# GOAL
Work through the data line by line, gathering every line that has the word "true".

┄┄┄┄┄┄┄┄┄┄

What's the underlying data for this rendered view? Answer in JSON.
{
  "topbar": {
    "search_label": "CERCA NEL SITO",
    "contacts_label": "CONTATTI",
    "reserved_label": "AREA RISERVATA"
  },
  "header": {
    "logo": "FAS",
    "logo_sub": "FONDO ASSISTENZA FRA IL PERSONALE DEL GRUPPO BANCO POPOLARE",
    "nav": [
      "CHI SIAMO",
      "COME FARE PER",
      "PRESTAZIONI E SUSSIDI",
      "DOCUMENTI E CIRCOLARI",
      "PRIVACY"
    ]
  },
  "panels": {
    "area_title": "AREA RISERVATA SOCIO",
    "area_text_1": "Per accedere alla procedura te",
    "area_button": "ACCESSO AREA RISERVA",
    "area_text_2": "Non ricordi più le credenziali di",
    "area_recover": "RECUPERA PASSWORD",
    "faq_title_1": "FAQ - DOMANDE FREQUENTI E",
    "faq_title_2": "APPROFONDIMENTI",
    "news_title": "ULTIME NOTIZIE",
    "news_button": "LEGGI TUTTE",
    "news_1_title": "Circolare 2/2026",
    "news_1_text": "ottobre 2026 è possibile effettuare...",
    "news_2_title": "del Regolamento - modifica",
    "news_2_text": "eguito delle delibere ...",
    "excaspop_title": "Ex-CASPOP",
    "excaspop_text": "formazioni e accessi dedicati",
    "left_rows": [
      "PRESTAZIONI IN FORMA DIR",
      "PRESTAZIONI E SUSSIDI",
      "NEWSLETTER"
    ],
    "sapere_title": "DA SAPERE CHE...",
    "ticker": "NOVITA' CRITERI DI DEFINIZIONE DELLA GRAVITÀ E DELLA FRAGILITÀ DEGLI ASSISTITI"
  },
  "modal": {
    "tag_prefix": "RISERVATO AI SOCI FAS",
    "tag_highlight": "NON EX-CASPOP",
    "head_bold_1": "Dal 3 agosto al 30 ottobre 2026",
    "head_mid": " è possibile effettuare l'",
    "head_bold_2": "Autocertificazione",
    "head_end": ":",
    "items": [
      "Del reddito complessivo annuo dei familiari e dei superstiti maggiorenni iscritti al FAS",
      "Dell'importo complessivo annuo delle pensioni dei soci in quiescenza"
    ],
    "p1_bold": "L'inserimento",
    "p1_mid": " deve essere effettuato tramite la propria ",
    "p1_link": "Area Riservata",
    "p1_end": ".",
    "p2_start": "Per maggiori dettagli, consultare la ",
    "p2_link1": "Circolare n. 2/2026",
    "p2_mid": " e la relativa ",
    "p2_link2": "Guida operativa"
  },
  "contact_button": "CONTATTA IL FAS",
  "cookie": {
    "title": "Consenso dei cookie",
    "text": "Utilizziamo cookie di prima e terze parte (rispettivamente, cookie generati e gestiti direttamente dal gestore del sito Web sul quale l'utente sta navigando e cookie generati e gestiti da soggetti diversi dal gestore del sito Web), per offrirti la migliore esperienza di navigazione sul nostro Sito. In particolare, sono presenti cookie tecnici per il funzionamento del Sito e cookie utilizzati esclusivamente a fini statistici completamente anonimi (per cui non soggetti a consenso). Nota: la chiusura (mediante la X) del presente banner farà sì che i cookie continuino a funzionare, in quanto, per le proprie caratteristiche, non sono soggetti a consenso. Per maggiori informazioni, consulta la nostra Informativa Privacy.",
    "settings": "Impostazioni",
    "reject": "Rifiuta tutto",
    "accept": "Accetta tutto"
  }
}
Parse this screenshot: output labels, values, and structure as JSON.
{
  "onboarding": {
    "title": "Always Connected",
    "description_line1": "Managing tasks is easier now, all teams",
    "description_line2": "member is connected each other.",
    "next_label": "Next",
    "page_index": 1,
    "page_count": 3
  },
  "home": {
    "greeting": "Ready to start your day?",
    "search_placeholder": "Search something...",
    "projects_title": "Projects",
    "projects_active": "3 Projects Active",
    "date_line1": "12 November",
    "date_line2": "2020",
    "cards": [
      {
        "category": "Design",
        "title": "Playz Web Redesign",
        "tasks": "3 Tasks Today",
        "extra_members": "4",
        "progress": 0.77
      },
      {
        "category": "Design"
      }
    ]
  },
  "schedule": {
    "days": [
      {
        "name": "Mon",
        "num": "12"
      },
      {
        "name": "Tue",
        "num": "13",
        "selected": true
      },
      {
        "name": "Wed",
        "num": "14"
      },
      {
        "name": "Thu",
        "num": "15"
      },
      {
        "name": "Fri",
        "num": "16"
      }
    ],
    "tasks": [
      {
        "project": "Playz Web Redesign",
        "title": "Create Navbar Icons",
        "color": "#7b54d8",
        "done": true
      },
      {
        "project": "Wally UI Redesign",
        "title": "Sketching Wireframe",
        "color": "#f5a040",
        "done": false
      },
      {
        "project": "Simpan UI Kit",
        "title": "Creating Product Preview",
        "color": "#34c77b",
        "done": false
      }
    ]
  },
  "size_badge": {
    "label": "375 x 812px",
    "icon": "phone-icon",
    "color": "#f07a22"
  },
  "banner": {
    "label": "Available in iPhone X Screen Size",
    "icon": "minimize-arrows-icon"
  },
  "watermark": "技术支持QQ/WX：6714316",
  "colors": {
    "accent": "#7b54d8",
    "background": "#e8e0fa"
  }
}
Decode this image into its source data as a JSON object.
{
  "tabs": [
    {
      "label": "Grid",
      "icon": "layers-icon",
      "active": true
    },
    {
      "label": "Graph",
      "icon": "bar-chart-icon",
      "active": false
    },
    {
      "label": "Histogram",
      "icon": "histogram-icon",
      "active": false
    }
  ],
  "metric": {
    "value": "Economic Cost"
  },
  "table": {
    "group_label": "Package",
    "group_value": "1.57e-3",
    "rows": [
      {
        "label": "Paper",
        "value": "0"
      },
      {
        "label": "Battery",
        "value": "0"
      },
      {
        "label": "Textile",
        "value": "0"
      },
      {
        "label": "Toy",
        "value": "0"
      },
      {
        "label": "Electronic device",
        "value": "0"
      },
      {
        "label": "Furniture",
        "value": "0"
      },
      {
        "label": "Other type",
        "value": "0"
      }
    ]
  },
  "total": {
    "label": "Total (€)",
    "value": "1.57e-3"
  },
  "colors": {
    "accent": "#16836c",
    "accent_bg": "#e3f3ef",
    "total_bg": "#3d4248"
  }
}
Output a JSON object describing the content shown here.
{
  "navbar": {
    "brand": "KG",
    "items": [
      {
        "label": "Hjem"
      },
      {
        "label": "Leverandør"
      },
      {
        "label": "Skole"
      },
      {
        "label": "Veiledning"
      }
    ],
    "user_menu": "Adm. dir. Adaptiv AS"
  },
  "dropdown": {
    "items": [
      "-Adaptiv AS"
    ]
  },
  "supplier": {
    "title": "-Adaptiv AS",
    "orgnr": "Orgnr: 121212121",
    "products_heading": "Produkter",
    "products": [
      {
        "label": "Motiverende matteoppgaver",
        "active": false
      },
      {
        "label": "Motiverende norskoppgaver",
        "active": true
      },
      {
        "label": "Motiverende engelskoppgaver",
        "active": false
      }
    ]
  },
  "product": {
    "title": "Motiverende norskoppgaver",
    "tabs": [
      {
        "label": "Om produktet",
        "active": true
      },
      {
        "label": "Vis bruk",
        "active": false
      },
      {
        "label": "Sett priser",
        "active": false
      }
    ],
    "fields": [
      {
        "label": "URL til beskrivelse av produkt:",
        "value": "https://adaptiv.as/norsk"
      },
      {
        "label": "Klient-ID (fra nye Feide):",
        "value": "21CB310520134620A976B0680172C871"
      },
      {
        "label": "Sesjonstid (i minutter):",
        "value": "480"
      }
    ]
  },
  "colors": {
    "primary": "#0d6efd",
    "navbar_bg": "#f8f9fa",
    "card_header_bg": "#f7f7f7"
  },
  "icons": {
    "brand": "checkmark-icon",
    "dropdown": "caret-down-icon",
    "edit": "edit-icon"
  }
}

┄┄┄┄┄┄┄┄┄┄

# SOLUTION TO THIS PROBLEM
        "selected": true
        "done": true
      "active": true
        "active": true
        "active": true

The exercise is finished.